** start of RECORDS FOR THE TASK **

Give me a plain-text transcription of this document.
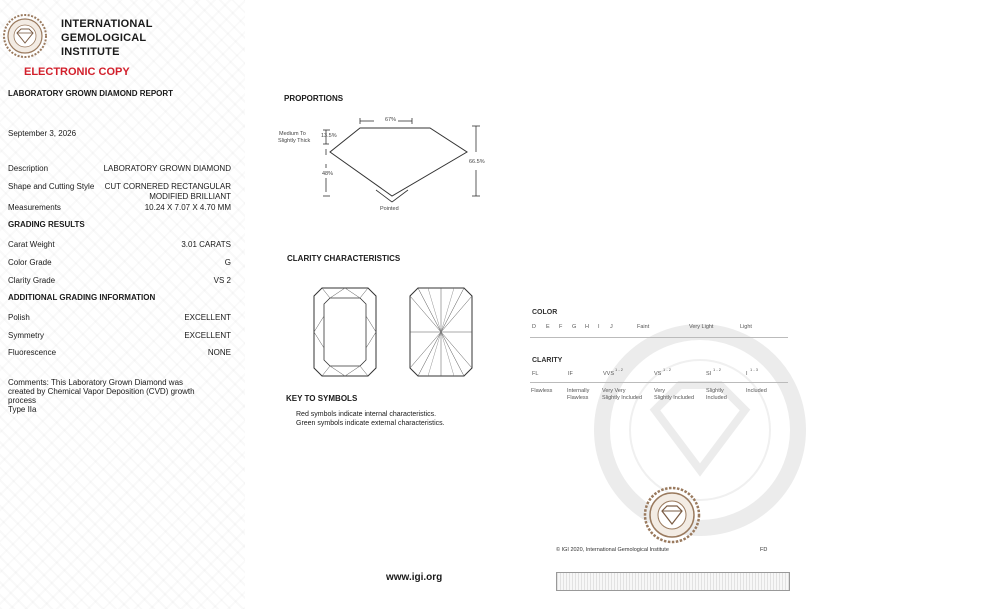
INTERNATIONAL
GEMOLOGICAL
INSTITUTE
ELECTRONIC COPY
LABORATORY GROWN DIAMOND REPORT
September 3, 2026
Description	LABORATORY GROWN DIAMOND
Shape and Cutting Style CUT CORNERED RECTANGULAR
MODIFIED BRILLIANT
Measurements	10.24 X 7.07 X 4.70 MM
GRADING RESULTS
Carat Weight	3.01 CARATS
Color Grade	G
Clarity Grade	VS 2
ADDITIONAL GRADING INFORMATION
Polish	EXCELLENT
Symmetry	EXCELLENT
Fluorescence	NONE
Comments: This Laboratory Grown Diamond was
created by Chemical Vapor Deposition (CVD) growth
process
Type IIa
PROPORTIONS
67%
13.5%
Medium To
Slightly Thick
48%
66.5%
Pointed
CLARITY CHARACTERISTICS
KEY TO SYMBOLS
Red symbols indicate internal characteristics.
Green symbols indicate external characteristics.
COLOR
D E F G H I J	Faint	Very Light	Light
CLARITY
FL	IF	VVS
1 - 2
VS
1 - 2
SI
1 - 2
I
1 - 3
Flawless	Internally
Flawless
Very Very
Slightly Included
Very
Slightly Included
Slightly
Included
Included
© IGI 2020, International Gemological Institute	FD
www.igi.org
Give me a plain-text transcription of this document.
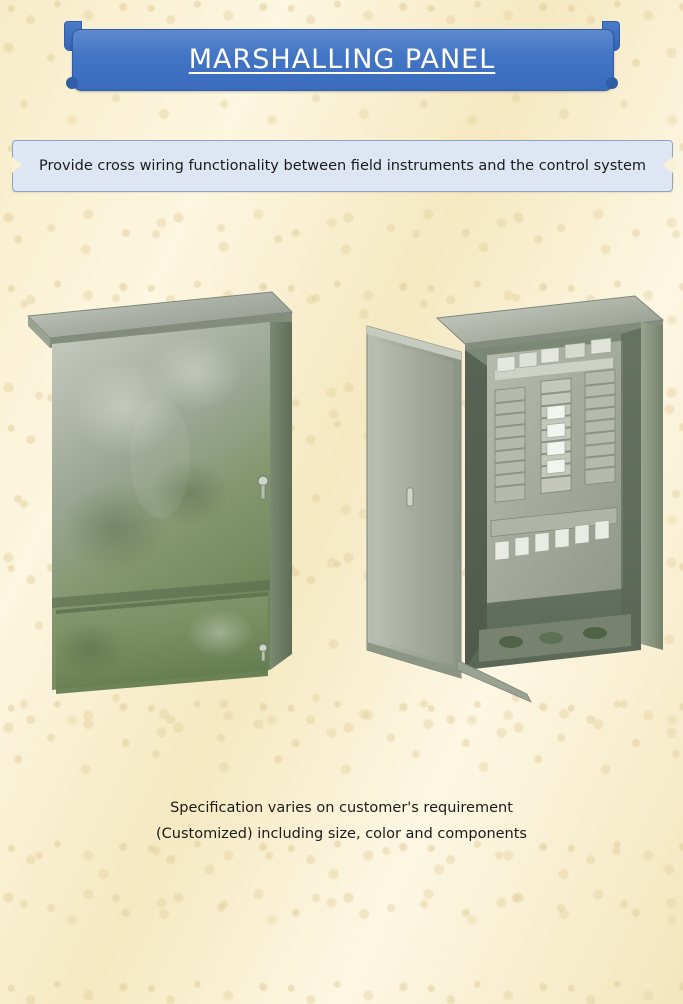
MARSHALLING PANEL
Provide cross wiring functionality between field instruments and the control system
Specification varies on customer's requirement
(Customized) including size, color and components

** end of RECORDS FOR THE TASK **

◆ **STATED PROBLEM**:
Pictures are to be left out; the records above must be repeated word for word.

◆ **PROBLEM SOLUTION**:
Give me a plain-text transcription of this document.
INTERNATIONAL
GEMOLOGICAL
INSTITUTE
ELECTRONIC COPY
LABORATORY GROWN DIAMOND REPORT
September 3, 2026
Description	LABORATORY GROWN DIAMOND
Shape and Cutting Style CUT CORNERED RECTANGULAR
MODIFIED BRILLIANT
Measurements	10.24 X 7.07 X 4.70 MM
GRADING RESULTS
Carat Weight	3.01 CARATS
Color Grade	G
Clarity Grade	VS 2
ADDITIONAL GRADING INFORMATION
Polish	EXCELLENT
Symmetry	EXCELLENT
Fluorescence	NONE
Comments: This Laboratory Grown Diamond was
created by Chemical Vapor Deposition (CVD) growth
process
Type IIa
PROPORTIONS
67%
13.5%
Medium To
Slightly Thick
48%
66.5%
Pointed
CLARITY CHARACTERISTICS
KEY TO SYMBOLS
Red symbols indicate internal characteristics.
Green symbols indicate external characteristics.
COLOR
D E F G H I J	Faint	Very Light	Light
CLARITY
FL	IF	VVS
1 - 2
VS
1 - 2
SI
1 - 2
I
1 - 3
Flawless	Internally
Flawless
Very Very
Slightly Included
Very
Slightly Included
Slightly
Included
Included
© IGI 2020, International Gemological Institute	FD
www.igi.org
Give me a plain-text transcription of this document.
MARSHALLING PANEL
Provide cross wiring functionality between field instruments and the control system
Specification varies on customer's requirement
(Customized) including size, color and components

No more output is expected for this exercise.